Written problem
Copy out each line that has "localhost" in it.

Items listed in a dataset
┄┄┄┄┄┄

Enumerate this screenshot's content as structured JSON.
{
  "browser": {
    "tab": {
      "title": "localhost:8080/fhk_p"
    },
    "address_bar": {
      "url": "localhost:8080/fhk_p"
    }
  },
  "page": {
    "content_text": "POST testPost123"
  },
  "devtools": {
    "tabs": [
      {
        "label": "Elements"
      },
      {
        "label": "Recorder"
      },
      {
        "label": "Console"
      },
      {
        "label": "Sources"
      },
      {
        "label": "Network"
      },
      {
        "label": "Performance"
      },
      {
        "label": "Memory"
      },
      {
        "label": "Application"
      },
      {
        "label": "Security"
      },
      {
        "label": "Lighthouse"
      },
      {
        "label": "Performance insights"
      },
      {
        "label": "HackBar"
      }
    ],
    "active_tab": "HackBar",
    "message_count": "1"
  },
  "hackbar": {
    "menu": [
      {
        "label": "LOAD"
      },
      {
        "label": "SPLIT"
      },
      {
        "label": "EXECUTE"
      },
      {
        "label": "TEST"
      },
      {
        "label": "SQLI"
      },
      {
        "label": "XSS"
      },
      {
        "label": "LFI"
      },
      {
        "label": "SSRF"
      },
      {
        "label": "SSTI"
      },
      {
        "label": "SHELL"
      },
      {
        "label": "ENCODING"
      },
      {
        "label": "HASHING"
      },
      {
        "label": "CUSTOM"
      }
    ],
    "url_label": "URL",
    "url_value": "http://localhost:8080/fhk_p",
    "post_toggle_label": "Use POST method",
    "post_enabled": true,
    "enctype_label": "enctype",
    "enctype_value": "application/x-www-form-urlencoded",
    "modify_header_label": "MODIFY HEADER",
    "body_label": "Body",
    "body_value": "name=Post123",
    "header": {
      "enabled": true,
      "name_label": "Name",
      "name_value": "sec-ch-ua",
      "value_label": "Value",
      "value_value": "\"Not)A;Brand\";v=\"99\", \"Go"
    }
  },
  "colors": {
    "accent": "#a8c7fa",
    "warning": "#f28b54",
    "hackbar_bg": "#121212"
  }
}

┄┄┄┄┄┄

Solution for this problem
      "title": "localhost:8080/fhk_p"
      "url": "localhost:8080/fhk_p"
    "url_value": "http://localhost:8080/fhk_p",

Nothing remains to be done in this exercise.